- Records contained in a dataset:
------------

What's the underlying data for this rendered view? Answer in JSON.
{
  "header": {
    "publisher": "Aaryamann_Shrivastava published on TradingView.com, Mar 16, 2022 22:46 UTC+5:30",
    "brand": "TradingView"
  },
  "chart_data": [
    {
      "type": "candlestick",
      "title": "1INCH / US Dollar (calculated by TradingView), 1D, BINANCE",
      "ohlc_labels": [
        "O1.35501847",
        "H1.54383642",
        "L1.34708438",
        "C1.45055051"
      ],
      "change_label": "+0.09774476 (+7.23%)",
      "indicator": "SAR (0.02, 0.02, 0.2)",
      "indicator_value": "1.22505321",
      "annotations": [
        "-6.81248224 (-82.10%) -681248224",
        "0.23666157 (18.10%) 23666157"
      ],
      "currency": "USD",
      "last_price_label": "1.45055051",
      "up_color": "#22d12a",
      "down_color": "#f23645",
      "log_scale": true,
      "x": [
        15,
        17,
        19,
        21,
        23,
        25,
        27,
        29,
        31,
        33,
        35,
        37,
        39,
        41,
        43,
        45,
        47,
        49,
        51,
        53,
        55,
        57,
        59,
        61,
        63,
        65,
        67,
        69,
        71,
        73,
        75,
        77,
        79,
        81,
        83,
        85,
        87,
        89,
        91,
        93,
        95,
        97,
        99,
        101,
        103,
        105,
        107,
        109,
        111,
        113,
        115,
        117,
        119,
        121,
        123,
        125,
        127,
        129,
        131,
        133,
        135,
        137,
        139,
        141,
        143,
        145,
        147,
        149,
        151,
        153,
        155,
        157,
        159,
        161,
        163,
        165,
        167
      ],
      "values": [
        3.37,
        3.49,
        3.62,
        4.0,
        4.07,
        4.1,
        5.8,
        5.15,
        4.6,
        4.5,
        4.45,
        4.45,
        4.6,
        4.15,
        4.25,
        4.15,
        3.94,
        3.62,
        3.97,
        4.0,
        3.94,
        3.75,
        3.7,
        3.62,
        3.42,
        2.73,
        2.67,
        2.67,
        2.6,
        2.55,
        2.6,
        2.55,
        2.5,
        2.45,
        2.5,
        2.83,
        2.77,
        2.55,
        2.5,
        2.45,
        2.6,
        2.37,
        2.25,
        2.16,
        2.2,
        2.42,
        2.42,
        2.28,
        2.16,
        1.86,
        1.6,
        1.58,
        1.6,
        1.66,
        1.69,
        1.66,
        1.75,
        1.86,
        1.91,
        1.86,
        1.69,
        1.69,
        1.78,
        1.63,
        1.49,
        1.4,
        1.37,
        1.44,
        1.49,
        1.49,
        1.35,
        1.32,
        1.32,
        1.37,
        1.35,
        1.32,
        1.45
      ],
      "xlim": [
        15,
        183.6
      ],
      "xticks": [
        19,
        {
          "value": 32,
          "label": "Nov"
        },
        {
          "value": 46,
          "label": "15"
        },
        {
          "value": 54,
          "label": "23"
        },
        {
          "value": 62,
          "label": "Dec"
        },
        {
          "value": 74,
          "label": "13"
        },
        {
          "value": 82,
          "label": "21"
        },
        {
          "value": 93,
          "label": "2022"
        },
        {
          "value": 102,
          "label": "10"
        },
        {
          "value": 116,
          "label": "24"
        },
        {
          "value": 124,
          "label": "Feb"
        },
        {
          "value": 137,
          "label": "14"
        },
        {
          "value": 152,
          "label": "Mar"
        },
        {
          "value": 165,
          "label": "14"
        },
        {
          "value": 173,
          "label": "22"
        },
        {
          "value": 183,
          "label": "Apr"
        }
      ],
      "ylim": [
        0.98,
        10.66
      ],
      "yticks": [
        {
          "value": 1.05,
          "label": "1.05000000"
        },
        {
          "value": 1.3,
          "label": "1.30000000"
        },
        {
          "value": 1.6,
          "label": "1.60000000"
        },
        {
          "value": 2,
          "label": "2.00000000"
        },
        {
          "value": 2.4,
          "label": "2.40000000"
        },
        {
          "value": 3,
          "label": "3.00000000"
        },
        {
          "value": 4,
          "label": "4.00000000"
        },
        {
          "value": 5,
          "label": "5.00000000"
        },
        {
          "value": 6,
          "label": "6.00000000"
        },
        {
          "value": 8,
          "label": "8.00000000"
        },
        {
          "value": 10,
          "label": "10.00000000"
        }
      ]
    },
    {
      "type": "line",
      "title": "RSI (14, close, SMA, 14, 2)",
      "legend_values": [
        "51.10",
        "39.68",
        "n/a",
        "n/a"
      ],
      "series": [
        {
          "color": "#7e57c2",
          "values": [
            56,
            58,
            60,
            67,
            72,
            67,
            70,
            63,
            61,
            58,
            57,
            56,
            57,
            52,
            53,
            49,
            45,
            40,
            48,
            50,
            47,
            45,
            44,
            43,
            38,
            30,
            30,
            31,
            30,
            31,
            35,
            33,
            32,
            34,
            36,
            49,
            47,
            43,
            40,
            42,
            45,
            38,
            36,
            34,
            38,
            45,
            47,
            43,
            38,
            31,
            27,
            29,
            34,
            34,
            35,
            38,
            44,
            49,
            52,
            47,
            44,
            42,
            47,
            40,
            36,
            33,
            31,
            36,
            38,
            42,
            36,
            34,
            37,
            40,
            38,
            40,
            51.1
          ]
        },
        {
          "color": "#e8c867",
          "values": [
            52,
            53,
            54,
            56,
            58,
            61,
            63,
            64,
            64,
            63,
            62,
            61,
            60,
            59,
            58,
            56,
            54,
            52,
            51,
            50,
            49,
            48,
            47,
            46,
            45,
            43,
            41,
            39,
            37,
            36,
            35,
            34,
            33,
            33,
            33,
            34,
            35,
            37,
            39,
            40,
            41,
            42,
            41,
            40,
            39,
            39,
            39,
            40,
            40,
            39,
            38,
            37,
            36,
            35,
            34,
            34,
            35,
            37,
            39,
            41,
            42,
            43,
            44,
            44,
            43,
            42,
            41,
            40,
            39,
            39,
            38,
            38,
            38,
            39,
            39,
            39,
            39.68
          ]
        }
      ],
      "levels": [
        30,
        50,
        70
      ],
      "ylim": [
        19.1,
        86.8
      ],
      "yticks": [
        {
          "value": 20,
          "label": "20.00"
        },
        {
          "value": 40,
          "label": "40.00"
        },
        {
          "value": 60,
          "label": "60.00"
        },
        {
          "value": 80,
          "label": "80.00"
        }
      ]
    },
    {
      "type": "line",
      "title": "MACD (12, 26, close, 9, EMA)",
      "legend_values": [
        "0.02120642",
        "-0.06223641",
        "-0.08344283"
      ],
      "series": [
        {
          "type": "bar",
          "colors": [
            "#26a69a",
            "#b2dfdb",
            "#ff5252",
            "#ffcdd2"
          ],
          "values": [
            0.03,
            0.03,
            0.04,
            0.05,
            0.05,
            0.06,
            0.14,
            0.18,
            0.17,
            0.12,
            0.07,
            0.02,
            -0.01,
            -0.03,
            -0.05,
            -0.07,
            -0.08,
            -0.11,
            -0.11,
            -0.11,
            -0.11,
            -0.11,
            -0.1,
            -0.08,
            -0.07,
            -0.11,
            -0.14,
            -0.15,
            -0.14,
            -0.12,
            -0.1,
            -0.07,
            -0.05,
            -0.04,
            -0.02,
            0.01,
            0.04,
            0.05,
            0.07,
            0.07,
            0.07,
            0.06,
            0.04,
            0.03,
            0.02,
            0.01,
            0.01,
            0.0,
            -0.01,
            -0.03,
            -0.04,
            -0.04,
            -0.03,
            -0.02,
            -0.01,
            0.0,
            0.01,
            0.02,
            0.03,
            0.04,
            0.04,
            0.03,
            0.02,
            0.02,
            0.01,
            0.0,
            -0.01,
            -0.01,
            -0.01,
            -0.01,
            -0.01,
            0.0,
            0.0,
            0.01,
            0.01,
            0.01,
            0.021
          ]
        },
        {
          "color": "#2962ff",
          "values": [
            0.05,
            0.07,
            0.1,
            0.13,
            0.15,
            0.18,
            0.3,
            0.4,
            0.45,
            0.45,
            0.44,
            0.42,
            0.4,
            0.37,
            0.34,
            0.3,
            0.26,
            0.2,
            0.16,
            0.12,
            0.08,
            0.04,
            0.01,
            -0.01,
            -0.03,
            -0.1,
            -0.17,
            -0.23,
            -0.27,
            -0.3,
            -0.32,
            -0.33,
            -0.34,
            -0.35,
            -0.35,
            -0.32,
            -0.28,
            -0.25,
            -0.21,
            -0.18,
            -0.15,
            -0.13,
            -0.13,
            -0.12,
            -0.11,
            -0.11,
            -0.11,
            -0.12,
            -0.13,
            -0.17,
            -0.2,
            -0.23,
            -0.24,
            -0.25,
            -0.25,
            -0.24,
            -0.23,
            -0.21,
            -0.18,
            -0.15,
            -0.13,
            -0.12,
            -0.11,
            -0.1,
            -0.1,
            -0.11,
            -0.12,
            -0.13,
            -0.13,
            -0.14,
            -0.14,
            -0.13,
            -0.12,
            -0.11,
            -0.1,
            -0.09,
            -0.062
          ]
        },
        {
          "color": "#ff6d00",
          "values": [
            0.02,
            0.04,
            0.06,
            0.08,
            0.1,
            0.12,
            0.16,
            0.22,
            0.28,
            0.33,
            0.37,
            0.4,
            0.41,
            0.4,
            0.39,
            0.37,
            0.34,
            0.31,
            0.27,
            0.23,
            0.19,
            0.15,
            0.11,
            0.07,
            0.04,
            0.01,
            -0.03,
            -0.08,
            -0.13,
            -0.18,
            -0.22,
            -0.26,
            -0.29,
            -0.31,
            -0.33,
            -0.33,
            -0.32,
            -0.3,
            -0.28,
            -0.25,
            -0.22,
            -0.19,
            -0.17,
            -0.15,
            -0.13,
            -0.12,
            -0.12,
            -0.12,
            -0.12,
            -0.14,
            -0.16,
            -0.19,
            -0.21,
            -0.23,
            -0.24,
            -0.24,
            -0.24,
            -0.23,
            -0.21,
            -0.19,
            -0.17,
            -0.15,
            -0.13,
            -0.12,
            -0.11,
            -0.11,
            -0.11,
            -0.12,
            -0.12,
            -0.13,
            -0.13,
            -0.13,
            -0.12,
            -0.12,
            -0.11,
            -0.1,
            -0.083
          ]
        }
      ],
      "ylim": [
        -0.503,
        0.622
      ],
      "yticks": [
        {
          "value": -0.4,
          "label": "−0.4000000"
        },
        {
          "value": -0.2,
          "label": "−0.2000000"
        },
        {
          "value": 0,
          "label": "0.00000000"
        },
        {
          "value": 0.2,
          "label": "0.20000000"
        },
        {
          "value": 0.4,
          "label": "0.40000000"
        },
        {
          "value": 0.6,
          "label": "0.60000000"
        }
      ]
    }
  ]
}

------------

- EXERCISE AIM: Copy out all lines from the material above that contain the string "close".

- SOLUTION TO THIS EXERCISE:
      "title": "RSI (14, close, SMA, 14, 2)",
      "title": "MACD (12, 26, close, 9, EMA)",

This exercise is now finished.